◆ Items from a data source ◆
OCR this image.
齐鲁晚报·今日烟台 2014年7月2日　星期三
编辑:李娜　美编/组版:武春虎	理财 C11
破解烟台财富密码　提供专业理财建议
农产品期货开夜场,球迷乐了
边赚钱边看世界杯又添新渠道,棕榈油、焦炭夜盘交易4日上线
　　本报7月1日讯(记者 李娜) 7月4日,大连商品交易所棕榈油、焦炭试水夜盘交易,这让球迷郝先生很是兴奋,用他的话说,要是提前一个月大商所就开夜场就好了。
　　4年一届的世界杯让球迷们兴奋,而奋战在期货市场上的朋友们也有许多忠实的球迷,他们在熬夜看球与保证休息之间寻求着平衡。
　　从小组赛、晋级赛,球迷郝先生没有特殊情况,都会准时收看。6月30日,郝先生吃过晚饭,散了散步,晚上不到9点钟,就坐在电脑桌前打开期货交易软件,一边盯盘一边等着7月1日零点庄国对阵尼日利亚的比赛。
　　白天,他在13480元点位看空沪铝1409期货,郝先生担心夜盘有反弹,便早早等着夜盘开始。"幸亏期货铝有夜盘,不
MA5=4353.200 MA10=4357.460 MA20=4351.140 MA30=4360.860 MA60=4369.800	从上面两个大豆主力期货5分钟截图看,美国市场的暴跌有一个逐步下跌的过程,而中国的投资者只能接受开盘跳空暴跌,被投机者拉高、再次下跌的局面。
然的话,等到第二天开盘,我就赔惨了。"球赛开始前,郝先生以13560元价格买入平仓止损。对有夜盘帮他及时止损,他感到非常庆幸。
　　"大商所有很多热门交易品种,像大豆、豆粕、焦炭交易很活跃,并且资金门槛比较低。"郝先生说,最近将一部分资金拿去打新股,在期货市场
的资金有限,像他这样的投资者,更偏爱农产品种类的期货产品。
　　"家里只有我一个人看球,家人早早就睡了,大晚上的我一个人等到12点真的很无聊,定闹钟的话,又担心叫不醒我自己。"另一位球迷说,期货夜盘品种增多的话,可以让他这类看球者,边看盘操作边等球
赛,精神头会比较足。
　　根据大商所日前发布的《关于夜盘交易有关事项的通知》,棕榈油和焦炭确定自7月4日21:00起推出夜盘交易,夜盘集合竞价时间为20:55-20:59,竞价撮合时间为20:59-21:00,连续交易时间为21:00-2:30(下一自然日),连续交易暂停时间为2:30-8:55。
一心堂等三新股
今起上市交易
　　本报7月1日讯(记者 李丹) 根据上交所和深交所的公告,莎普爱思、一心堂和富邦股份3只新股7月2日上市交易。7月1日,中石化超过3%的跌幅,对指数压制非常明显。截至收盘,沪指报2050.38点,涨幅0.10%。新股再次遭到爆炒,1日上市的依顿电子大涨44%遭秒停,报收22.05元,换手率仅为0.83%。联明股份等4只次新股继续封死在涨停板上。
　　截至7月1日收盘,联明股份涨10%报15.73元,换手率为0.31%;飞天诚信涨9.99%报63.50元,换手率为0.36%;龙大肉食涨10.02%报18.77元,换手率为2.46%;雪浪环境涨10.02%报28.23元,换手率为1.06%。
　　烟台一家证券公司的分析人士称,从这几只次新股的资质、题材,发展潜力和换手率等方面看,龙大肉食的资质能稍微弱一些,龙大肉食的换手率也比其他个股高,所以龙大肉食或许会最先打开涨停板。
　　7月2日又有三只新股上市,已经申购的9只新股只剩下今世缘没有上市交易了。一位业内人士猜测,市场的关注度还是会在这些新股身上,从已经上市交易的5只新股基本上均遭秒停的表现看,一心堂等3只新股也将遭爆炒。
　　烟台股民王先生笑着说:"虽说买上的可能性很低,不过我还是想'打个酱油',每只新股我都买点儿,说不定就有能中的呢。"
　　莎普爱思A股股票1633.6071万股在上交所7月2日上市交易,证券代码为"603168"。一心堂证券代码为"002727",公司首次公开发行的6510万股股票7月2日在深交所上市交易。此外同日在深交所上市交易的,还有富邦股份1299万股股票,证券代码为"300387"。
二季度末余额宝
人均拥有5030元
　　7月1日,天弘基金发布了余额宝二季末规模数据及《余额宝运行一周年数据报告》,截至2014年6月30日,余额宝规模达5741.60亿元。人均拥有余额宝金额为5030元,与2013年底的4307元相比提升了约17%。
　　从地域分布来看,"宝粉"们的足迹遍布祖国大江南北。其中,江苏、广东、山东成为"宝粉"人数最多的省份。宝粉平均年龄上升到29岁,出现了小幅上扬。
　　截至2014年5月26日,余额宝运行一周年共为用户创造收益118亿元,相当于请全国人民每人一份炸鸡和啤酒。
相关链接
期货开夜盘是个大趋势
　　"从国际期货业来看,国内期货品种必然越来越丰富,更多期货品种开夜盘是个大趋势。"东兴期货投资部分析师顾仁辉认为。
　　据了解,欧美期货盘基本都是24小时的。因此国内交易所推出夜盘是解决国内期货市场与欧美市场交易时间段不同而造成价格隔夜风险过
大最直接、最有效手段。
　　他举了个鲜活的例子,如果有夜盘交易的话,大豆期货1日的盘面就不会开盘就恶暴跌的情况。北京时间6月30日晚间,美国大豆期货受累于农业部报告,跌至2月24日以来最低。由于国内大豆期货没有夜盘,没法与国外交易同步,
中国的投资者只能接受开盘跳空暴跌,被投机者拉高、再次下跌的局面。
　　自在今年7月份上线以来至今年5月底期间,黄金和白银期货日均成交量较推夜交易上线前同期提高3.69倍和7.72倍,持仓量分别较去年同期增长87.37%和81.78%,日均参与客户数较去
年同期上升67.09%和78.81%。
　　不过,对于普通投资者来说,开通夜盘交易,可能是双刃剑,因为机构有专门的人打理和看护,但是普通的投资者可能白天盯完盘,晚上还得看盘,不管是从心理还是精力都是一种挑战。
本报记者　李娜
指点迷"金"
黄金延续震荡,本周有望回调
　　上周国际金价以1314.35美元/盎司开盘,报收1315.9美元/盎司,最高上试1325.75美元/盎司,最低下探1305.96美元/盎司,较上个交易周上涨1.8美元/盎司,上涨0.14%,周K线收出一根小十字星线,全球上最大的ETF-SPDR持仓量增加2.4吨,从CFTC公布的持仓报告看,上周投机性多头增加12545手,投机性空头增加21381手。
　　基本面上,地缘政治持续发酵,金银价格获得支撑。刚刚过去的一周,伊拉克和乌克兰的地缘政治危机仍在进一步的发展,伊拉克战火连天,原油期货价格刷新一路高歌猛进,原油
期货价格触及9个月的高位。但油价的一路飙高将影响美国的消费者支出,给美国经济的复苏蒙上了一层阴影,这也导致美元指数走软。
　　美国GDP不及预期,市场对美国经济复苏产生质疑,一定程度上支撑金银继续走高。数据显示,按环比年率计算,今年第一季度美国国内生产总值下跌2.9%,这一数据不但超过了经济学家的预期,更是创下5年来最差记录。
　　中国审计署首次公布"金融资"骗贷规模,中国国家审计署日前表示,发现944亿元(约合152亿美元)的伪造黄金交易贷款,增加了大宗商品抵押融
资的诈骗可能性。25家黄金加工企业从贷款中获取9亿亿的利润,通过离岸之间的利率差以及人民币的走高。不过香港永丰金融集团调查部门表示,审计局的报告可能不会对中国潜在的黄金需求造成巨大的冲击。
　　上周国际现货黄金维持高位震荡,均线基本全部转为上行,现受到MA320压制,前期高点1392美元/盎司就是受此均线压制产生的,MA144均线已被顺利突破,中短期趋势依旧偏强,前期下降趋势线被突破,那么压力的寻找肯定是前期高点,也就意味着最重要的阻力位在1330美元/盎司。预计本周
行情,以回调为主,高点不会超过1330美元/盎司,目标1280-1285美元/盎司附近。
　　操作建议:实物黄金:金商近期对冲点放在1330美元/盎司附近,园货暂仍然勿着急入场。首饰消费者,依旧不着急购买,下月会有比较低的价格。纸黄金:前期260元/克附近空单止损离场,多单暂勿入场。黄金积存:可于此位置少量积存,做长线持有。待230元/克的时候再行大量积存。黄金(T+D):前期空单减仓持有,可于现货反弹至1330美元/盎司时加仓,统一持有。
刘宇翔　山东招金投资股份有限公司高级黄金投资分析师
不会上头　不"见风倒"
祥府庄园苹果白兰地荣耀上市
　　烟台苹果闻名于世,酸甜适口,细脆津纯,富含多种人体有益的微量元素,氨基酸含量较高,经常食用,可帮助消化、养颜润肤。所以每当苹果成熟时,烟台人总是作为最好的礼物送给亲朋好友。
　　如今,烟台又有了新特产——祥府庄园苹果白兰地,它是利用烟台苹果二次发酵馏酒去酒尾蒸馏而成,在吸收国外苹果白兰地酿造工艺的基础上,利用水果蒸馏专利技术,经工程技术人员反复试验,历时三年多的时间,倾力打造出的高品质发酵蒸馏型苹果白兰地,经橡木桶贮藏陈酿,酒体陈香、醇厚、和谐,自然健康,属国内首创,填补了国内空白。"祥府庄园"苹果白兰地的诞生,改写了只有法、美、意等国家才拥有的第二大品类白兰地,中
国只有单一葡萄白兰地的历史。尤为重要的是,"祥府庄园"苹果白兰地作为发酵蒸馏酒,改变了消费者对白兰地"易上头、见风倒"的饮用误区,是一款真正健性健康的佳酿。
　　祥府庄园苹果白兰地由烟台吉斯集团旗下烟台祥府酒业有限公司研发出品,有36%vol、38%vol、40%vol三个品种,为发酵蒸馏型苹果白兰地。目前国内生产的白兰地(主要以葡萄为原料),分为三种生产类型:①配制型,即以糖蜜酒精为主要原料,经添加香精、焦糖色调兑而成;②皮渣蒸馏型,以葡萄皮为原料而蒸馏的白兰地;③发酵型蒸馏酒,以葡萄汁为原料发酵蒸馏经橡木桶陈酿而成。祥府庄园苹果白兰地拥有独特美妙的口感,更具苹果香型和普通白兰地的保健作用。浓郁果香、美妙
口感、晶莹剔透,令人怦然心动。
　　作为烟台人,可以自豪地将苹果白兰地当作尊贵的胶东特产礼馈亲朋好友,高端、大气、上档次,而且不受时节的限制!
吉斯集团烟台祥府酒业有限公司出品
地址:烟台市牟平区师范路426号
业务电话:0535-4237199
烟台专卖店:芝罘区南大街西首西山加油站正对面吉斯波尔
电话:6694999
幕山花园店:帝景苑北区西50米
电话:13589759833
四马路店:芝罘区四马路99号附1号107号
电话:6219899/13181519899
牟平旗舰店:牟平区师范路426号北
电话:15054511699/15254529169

◆ WHAT THE TASK ASKS ◆
Find each line holding "再次下跌的局面". Copy it out.

◆ FINAL RESULT ◆
MA5=4353.200 MA10=4357.460 MA20=4351.140 MA30=4360.860 MA60=4369.800	从上面两个大豆主力期货5分钟截图看,美国市场的暴跌有一个逐步下跌的过程,而中国的投资者只能接受开盘跳空暴跌,被投机者拉高、再次下跌的局面。
中国的投资者只能接受开盘跳空暴跌,被投机者拉高、再次下跌的局面。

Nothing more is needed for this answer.